## Directive
The records below are made of lines; count those holding the word "Valider" and give the number only.

## Entries supplied
◇ ◇ ◇ ◇ ◇

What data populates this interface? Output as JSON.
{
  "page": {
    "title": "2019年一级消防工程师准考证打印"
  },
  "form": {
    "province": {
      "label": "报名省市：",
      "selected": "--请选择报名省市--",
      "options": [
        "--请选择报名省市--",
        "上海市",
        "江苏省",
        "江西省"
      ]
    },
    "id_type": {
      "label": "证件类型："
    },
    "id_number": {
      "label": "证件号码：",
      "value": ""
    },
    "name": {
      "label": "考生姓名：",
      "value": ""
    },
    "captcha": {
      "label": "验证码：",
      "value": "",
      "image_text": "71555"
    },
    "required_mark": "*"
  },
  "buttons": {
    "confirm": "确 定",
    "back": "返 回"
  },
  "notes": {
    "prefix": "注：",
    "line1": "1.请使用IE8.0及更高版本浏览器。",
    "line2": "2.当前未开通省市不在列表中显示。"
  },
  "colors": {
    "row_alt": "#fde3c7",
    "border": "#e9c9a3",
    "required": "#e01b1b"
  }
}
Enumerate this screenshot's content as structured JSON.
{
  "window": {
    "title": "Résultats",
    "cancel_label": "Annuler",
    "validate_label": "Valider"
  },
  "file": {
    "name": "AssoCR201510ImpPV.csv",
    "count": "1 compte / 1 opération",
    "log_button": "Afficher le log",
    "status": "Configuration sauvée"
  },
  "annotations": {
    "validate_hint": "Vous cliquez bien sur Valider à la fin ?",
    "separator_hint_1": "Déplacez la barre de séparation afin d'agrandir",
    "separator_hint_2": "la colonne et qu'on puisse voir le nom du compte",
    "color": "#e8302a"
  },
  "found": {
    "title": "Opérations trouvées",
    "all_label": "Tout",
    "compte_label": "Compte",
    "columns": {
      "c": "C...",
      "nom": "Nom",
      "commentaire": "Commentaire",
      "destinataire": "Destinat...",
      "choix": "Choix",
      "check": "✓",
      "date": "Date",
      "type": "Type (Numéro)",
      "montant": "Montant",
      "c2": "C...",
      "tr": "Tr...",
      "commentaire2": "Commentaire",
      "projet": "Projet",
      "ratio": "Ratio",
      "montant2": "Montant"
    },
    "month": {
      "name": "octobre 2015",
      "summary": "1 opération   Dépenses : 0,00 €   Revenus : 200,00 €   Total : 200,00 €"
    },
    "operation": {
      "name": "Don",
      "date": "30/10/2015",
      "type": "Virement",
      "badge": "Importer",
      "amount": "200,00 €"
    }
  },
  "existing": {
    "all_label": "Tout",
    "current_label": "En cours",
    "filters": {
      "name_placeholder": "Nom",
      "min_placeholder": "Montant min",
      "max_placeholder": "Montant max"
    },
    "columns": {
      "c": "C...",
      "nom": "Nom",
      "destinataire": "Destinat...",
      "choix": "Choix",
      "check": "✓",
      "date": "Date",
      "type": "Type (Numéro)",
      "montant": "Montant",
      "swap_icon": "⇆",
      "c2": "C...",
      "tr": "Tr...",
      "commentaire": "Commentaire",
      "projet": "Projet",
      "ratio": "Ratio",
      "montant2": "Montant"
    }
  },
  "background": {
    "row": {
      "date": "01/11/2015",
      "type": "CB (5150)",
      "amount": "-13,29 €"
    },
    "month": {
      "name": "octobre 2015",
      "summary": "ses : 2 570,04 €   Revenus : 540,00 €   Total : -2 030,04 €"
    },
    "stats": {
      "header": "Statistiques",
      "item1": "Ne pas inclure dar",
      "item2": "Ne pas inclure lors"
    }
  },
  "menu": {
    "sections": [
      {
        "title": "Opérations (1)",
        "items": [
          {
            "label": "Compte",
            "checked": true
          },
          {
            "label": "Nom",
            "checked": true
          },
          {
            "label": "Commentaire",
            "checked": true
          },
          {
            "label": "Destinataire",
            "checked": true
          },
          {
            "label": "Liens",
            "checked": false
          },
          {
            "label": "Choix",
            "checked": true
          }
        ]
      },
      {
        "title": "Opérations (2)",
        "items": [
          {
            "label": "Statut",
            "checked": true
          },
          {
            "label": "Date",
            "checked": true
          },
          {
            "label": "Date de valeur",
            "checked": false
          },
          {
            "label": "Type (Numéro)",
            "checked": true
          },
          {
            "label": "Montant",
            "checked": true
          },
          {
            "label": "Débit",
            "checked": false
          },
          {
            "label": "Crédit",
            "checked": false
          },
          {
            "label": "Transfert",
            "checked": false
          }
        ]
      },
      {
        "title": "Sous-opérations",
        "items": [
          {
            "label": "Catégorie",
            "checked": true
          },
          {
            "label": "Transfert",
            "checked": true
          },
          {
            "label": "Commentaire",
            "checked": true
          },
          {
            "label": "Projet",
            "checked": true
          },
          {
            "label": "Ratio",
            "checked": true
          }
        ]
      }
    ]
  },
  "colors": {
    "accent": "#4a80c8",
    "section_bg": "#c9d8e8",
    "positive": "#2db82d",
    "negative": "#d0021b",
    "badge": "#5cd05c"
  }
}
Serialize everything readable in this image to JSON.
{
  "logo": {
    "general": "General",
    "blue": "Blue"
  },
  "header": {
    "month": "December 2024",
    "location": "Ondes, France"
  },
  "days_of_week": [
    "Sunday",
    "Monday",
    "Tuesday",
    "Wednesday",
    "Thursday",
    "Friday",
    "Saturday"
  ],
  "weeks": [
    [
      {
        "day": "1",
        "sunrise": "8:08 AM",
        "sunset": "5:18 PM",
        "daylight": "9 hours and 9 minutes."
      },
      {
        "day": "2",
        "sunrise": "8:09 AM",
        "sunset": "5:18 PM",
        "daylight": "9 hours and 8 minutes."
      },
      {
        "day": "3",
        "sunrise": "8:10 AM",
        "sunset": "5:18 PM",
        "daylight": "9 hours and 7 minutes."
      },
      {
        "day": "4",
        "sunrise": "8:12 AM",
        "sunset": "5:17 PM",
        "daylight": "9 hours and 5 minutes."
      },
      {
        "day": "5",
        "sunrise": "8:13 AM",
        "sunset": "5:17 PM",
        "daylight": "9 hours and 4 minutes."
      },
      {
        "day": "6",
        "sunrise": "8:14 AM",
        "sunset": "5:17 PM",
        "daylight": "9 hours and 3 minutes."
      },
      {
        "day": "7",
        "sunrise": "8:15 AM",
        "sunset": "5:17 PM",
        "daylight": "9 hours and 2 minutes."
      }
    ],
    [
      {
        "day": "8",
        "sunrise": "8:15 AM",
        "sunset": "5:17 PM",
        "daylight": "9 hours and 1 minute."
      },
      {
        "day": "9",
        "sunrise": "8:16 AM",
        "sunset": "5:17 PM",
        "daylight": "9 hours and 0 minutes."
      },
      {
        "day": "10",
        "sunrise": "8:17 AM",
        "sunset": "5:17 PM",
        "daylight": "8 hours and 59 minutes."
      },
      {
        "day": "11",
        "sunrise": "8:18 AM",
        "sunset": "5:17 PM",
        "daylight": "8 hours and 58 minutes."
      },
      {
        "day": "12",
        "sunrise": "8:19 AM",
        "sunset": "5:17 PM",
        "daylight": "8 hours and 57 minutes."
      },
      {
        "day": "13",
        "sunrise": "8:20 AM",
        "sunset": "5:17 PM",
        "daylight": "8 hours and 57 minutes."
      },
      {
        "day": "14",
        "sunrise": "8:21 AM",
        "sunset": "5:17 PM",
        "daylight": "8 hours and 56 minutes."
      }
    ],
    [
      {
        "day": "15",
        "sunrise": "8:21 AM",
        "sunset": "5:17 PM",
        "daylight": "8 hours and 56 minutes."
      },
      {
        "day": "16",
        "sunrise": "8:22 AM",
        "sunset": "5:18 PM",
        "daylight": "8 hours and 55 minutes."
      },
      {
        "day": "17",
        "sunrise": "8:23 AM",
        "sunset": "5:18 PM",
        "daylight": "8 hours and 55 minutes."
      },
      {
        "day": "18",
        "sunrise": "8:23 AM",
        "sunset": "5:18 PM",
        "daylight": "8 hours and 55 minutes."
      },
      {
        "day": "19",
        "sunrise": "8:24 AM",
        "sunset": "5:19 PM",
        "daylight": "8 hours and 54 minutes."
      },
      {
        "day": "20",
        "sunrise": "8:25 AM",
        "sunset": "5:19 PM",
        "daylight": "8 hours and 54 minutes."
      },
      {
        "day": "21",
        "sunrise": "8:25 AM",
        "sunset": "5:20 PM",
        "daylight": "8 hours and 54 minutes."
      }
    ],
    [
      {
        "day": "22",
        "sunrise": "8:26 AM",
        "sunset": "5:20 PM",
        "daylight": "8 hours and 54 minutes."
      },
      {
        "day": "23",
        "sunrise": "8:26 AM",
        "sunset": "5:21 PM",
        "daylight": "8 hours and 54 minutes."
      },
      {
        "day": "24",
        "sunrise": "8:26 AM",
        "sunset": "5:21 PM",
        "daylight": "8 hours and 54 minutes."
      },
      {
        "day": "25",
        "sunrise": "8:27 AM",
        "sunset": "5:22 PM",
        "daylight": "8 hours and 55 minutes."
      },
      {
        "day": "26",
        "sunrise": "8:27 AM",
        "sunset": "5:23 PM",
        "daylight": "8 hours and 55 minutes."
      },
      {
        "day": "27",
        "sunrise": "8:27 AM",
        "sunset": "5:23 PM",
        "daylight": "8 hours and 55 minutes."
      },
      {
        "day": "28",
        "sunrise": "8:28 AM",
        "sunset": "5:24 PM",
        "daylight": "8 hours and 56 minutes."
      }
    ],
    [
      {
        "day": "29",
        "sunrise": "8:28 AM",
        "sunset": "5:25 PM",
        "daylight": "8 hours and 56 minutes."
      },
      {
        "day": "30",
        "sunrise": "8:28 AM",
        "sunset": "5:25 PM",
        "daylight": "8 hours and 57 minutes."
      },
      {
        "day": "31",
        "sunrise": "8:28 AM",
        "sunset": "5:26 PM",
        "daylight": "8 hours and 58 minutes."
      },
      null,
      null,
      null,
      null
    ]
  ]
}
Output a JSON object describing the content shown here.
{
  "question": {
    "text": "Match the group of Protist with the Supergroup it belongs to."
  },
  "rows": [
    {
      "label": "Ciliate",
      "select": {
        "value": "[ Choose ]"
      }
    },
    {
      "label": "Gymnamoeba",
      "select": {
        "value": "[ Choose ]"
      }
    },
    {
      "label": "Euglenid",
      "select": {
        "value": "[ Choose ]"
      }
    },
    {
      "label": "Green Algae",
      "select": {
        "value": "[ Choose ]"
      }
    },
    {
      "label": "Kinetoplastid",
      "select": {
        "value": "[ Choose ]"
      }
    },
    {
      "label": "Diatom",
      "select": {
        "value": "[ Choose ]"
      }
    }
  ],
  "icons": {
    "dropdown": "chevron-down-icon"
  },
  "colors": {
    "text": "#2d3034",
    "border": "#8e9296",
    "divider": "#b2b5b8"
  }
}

◇ ◇ ◇ ◇ ◇

## Result below
2